Written instruction
Provide only the number of lines in the records below that include "this".

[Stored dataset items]
———

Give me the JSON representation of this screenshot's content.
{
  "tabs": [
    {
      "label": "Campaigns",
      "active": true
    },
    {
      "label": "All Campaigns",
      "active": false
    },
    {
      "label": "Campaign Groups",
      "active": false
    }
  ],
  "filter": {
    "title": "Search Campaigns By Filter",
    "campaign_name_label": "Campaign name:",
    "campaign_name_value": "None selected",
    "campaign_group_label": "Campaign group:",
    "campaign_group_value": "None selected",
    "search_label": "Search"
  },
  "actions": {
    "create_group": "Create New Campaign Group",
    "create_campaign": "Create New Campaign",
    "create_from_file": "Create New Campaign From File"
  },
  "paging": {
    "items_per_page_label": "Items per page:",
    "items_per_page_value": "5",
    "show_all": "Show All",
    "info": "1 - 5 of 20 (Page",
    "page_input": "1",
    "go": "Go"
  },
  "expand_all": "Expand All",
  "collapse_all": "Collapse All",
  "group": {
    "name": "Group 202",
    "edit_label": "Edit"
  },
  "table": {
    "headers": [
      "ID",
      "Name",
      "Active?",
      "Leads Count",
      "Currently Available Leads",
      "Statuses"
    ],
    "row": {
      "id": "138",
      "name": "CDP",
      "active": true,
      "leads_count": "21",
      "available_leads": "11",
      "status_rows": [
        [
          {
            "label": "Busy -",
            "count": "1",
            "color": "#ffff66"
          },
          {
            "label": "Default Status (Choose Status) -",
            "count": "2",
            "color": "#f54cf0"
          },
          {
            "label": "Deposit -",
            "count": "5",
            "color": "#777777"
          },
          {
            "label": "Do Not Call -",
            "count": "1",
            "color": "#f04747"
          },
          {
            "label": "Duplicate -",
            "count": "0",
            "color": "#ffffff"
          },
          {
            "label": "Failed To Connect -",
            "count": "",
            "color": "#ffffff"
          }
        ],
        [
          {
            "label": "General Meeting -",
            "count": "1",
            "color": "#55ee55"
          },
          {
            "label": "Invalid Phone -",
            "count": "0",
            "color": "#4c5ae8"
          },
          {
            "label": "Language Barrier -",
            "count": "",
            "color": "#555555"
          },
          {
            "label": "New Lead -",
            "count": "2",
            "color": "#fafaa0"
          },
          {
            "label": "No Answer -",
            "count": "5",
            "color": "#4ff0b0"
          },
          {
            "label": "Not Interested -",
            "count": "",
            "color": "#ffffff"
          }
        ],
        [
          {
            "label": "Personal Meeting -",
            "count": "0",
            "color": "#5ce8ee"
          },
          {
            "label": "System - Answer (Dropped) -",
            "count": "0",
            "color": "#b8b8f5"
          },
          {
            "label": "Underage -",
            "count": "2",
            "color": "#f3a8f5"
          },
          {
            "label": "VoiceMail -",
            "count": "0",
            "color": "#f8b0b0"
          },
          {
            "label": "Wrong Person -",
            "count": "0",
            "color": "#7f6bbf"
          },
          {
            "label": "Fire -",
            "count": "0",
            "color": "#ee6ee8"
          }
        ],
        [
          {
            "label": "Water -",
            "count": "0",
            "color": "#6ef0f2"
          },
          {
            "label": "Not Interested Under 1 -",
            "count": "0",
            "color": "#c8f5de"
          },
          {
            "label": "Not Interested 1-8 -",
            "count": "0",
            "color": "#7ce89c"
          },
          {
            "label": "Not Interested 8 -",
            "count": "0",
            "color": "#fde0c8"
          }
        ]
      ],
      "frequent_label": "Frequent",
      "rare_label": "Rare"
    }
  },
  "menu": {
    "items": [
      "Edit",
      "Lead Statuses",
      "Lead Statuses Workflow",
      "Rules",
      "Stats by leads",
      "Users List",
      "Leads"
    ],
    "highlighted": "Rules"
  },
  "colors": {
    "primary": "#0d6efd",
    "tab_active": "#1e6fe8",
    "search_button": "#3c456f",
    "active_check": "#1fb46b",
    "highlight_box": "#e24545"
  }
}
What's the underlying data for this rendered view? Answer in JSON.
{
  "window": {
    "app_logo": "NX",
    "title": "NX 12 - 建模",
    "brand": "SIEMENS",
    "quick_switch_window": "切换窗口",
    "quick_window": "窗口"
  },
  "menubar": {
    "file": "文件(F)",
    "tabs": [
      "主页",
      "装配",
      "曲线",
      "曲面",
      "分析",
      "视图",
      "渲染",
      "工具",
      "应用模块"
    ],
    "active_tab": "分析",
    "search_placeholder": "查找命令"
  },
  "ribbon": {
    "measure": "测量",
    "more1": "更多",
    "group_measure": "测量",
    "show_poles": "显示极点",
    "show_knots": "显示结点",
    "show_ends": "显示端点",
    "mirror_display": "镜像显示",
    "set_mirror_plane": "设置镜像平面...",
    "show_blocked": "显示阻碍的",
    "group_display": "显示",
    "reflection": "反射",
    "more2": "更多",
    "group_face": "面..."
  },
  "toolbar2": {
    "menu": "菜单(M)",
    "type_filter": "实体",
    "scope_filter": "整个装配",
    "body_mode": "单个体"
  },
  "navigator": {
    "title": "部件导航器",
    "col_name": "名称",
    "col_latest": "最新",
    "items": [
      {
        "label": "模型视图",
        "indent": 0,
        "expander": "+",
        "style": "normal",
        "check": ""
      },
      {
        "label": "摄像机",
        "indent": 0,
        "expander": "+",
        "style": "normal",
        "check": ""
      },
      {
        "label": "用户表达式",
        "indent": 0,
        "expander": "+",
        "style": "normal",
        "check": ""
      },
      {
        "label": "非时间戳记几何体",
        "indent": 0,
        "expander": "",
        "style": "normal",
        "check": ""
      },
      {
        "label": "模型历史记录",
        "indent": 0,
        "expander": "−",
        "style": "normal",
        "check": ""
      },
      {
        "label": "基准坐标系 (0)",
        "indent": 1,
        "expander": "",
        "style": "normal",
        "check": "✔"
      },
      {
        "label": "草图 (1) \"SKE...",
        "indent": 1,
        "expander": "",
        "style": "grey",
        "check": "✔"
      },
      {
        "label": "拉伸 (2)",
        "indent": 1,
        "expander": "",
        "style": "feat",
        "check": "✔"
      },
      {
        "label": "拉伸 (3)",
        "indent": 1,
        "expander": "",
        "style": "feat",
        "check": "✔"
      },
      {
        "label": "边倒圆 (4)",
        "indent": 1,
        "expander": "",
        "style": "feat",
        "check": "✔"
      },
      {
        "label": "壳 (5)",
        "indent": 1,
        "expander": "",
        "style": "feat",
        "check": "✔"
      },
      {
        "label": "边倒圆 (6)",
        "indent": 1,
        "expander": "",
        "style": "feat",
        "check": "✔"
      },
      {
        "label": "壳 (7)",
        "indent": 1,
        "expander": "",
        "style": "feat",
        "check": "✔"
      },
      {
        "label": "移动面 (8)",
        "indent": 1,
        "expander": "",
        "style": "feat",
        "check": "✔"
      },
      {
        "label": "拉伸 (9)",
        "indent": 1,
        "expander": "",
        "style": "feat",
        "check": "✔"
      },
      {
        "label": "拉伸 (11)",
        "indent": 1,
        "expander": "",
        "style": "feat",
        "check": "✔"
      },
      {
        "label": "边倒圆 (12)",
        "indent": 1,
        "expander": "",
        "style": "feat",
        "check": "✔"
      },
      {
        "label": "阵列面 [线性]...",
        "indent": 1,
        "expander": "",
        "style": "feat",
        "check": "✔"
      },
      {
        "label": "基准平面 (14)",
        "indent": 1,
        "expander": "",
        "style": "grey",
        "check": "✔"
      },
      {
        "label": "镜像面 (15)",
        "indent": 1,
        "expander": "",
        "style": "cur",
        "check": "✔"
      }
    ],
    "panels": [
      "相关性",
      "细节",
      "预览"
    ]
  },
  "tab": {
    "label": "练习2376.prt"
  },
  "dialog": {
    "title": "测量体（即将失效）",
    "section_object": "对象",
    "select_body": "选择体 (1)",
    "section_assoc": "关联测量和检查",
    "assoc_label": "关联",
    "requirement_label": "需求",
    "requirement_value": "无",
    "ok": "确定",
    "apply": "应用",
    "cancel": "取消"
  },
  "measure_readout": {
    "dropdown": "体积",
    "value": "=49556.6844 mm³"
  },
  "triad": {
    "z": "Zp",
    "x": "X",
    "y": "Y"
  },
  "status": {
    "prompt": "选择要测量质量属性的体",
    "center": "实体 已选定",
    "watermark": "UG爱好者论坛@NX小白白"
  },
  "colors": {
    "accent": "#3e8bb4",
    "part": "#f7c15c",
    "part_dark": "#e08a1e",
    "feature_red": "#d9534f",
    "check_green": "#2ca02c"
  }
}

———

Full answer
2